# TASK DIRECTIONS
Go through the records and show each line where the word "佐々木朗希投手の球速帯" occurs.

[Data items]
***
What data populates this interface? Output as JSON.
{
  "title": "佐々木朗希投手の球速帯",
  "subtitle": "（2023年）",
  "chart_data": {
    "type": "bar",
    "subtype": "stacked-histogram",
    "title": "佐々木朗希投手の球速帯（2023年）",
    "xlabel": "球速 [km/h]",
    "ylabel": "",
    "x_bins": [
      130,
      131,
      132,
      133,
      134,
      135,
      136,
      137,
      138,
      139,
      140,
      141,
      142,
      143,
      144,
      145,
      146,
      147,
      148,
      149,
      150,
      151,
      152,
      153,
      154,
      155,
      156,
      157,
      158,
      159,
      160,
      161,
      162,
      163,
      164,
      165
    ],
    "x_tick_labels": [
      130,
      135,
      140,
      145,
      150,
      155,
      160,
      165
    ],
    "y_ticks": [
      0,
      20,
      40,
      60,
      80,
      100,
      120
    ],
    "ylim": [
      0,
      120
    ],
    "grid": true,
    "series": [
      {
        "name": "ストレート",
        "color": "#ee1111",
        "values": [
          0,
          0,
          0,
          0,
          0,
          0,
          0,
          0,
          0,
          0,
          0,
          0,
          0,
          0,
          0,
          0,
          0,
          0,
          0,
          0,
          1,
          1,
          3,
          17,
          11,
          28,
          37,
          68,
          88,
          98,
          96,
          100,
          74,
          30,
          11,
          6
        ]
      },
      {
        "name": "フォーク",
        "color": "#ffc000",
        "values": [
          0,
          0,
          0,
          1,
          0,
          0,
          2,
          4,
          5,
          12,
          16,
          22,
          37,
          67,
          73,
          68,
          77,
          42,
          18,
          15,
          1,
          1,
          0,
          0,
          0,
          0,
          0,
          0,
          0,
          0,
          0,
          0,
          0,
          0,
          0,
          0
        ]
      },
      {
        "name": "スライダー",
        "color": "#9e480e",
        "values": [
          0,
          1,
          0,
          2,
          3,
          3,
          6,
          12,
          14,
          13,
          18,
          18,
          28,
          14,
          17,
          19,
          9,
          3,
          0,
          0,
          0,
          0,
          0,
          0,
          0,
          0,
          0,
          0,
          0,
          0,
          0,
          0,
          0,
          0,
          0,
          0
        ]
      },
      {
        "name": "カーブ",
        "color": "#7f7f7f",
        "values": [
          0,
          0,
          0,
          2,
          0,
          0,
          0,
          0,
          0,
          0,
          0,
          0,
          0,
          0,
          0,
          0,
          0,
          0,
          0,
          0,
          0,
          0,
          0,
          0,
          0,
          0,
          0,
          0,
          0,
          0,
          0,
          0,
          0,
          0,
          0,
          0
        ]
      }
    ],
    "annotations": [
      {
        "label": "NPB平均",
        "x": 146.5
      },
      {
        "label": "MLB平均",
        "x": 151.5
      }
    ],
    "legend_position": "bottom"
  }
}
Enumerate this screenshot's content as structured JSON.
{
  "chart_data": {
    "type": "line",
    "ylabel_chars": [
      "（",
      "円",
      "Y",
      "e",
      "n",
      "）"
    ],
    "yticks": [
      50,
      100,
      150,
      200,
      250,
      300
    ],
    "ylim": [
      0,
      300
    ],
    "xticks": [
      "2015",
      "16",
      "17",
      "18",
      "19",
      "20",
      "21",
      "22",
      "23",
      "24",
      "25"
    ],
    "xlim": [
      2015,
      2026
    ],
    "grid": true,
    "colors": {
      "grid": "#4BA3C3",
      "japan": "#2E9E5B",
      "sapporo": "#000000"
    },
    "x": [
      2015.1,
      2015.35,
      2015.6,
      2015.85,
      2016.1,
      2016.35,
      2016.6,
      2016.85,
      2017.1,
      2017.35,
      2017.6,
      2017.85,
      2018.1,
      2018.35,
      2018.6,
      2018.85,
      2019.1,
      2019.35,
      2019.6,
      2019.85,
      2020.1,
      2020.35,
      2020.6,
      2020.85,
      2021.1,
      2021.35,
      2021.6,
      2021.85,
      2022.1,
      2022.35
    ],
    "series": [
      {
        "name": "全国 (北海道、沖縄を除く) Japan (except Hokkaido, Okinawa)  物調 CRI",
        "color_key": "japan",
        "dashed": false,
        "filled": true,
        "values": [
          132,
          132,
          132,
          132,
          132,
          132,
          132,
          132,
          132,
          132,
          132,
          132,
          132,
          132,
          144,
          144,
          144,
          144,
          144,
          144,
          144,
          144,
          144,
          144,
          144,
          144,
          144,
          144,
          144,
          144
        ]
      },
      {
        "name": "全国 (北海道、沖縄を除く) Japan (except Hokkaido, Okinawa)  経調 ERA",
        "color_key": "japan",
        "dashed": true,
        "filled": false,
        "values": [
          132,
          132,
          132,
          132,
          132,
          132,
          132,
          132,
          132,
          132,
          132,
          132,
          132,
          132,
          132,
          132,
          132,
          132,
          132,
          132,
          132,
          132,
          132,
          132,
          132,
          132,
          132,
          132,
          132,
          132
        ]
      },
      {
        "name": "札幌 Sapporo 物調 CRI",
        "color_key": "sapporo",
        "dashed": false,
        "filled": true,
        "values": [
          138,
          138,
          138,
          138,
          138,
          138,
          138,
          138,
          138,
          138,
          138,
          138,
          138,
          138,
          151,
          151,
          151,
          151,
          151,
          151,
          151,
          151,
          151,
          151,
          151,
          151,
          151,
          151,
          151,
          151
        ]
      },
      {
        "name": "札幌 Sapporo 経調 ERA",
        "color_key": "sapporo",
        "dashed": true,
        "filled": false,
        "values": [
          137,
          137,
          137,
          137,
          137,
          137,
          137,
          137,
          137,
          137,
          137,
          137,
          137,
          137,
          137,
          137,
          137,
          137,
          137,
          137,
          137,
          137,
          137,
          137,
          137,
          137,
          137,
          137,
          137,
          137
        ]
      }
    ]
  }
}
***
# EXERCISE RESULT
  "title": "佐々木朗希投手の球速帯",
    "title": "佐々木朗希投手の球速帯（2023年）",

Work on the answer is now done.